### The request
From the entries below, please gather each line containing the string "damage".

### Dataset content
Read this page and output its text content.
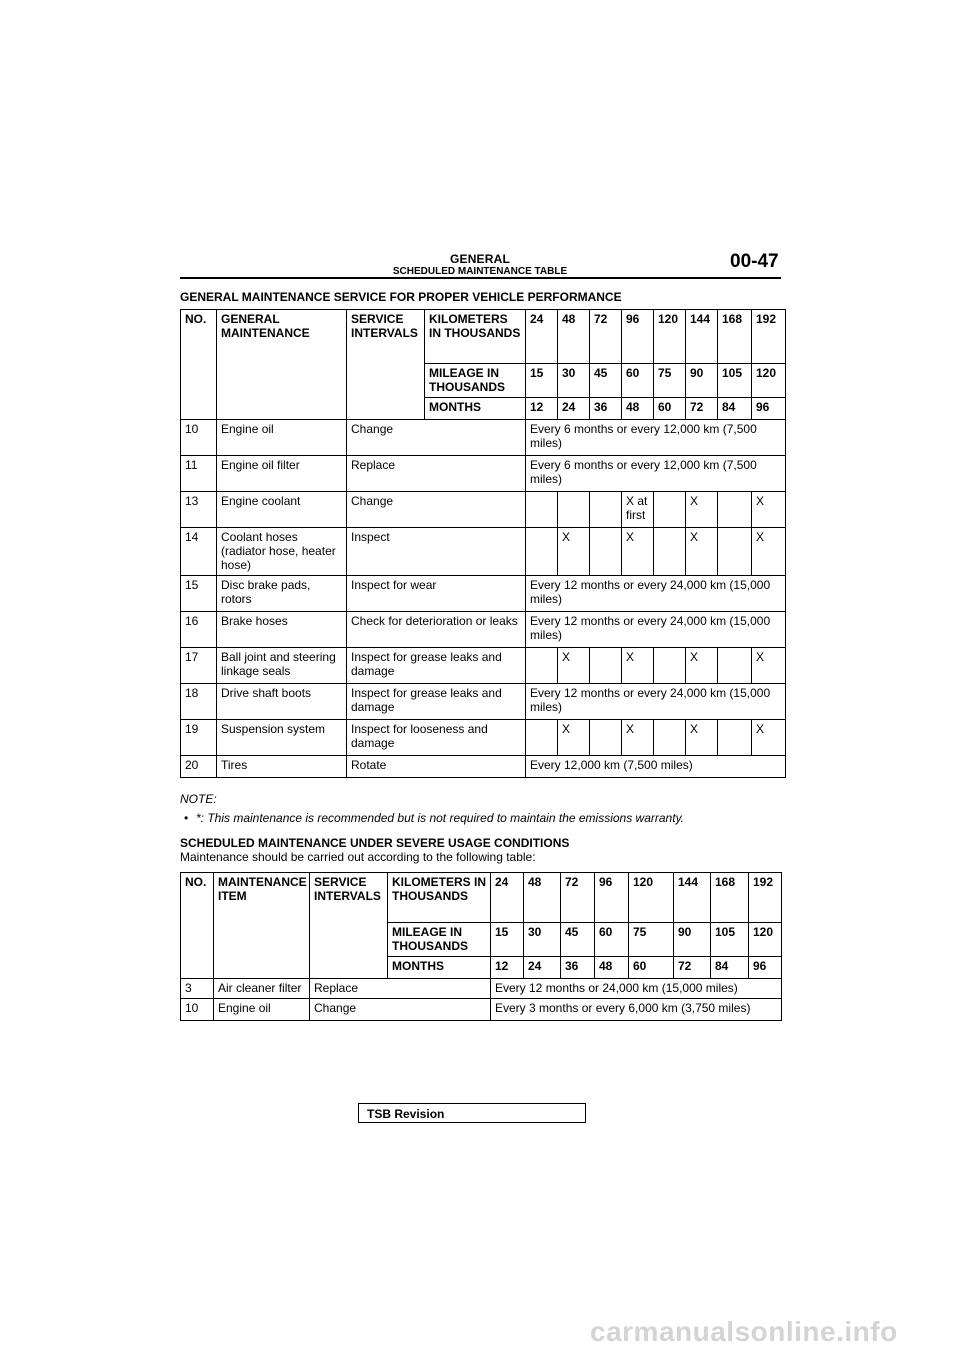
GENERAL
SCHEDULED MAINTENANCE TABLE	00-47
GENERAL MAINTENANCE SERVICE FOR PROPER VEHICLE PERFORMANCE
NO.	GENERAL MAINTENANCE	SERVICE INTERVALS	KILOMETERS IN THOUSANDS	24	48	72	96	120	144	168	192
			MILEAGE IN THOUSANDS	15	30	45	60	75	90	105	120
			MONTHS	12	24	36	48	60	72	84	96
10	Engine oil	Change		Every 6 months or every 12,000 km (7,500 miles)							
11	Engine oil filter	Replace		Every 6 months or every 12,000 km (7,500 miles)							
13	Engine coolant	Change					X at first		X		X
14	Coolant hoses (radiator hose, heater hose)	Inspect			X		X		X		X
15	Disc brake pads, rotors	Inspect for wear		Every 12 months or every 24,000 km (15,000 miles)							
16	Brake hoses	Check for deterioration or leaks		Every 12 months or every 24,000 km (15,000 miles)							
17	Ball joint and steering linkage seals	Inspect for grease leaks and damage			X		X		X		X
18	Drive shaft boots	Inspect for grease leaks and damage		Every 12 months or every 24,000 km (15,000 miles)							
19	Suspension system	Inspect for looseness and damage			X		X		X		X
20	Tires	Rotate		Every 12,000 km (7,500 miles)							
NOTE:
• *: This maintenance is recommended but is not required to maintain the emissions warranty.
SCHEDULED MAINTENANCE UNDER SEVERE USAGE CONDITIONS
Maintenance should be carried out according to the following table:
NO.	MAINTENANCE ITEM	SERVICE INTERVALS	KILOMETERS IN THOUSANDS	24	48	72	96	120	144	168	192
			MILEAGE IN THOUSANDS	15	30	45	60	75	90	105	120
			MONTHS	12	24	36	48	60	72	84	96
3	Air cleaner filter	Replace		Every 12 months or 24,000 km (15,000 miles)							
10	Engine oil	Change		Every 3 months or every 6,000 km (3,750 miles)							
TSB Revision
carmanualsonline.info
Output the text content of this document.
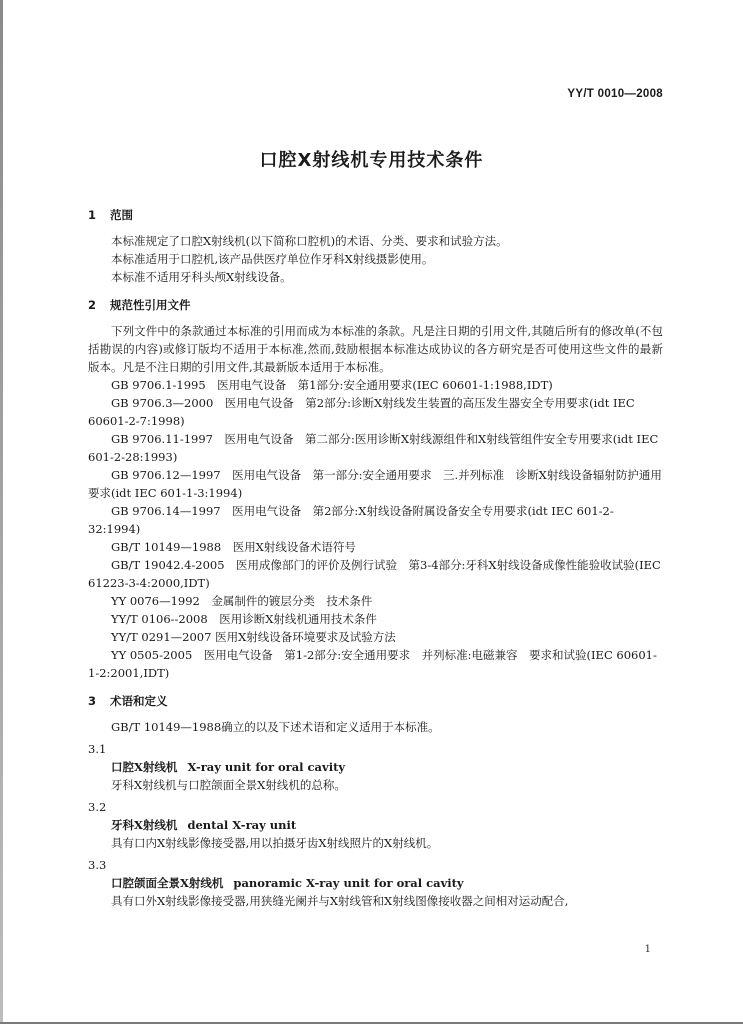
YY/T 0010—2008
口腔X射线机专用技术条件
1 范围

本标准规定了口腔X射线机(以下简称口腔机)的术语、分类、要求和试验方法。

本标准适用于口腔机,该产品供医疗单位作牙科X射线摄影使用。

本标准不适用牙科头颅X射线设备。

2 规范性引用文件

下列文件中的条款通过本标准的引用而成为本标准的条款。凡是注日期的引用文件,其随后所有的修改单(不包括勘误的内容)或修订版均不适用于本标准,然而,鼓励根据本标准达成协议的各方研究是否可使用这些文件的最新版本。凡是不注日期的引用文件,其最新版本适用于本标准。

GB 9706.1-1995　医用电气设备　第1部分:安全通用要求(IEC 60601-1:1988,IDT)

GB 9706.3—2000　医用电气设备　第2部分:诊断X射线发生装置的高压发生器安全专用要求(idt IEC 60601-2-7:1998)

GB 9706.11-1997　医用电气设备　第二部分:医用诊断X射线源组件和X射线管组件安全专用要求(idt IEC 601-2-28:1993)

GB 9706.12—1997　医用电气设备　第一部分:安全通用要求　三.并列标准　诊断X射线设备辐射防护通用要求(idt IEC 601-1-3:1994)

GB 9706.14—1997　医用电气设备　第2部分:X射线设备附属设备安全专用要求(idt IEC 601-2-32:1994)

GB/T 10149—1988　医用X射线设备术语符号

GB/T 19042.4-2005　医用成像部门的评价及例行试验　第3-4部分:牙科X射线设备成像性能验收试验(IEC 61223-3-4:2000,IDT)

YY 0076—1992　金属制件的镀层分类　技术条件

YY/T 0106--2008　医用诊断X射线机通用技术条件

YY/T 0291—2007 医用X射线设备环境要求及试验方法

YY 0505-2005　医用电气设备　第1-2部分:安全通用要求　并列标准:电磁兼容　要求和试验(IEC 60601-1-2:2001,IDT)

3 术语和定义

GB/T 10149—1988确立的以及下述术语和定义适用于本标准。

3.1

口腔X射线机 X-ray unit for oral cavity

牙科X射线机与口腔颌面全景X射线机的总称。

3.2

牙科X射线机 dental X-ray unit

具有口内X射线影像接受器,用以拍摄牙齿X射线照片的X射线机。

3.3

口腔颌面全景X射线机 panoramic X-ray unit for oral cavity

具有口外X射线影像接受器,用狭缝光阑并与X射线管和X射线图像接收器之间相对运动配合,

1
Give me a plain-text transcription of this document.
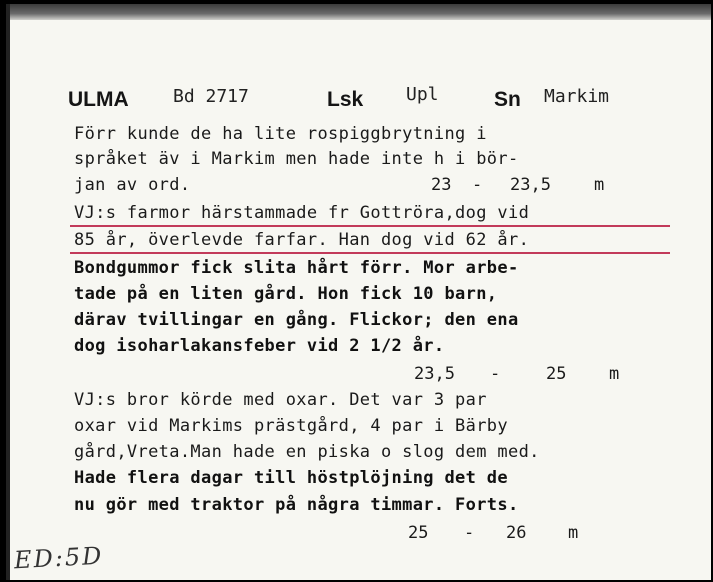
ULMA Bd 2717	Lsk Upl	Sn Markim
Förr kunde de ha lite rospiggbrytning i
språket äv i Markim men hade inte h i bör-
jan av ord.	23 - 23,5	m
VJ:s farmor härstammade fr Gottröra,dog vid
85 år, överlevde farfar. Han dog vid 62 år.
Bondgummor fick slita hårt förr. Mor arbe-
tade på en liten gård. Hon fick 10 barn,
därav tvillingar en gång. Flickor; den ena
dog isoharlakansfeber vid 2 1/2 år.
23,5 -	25	m
VJ:s bror körde med oxar. Det var 3 par
oxar vid Markims prästgård, 4 par i Bärby
gård,Vreta.Man hade en piska o slog dem med.
Hade flera dagar till höstplöjning det de
nu gör med traktor på några timmar. Forts.
25 - 26 m
ED:5D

### Task answer
17	Ball joint and steering linkage seals	Inspect for grease leaks and damage			X		X		X		X
18	Drive shaft boots	Inspect for grease leaks and damage		Every 12 months or every 24,000 km (15,000 miles)							
19	Suspension system	Inspect for looseness and damage			X		X		X		X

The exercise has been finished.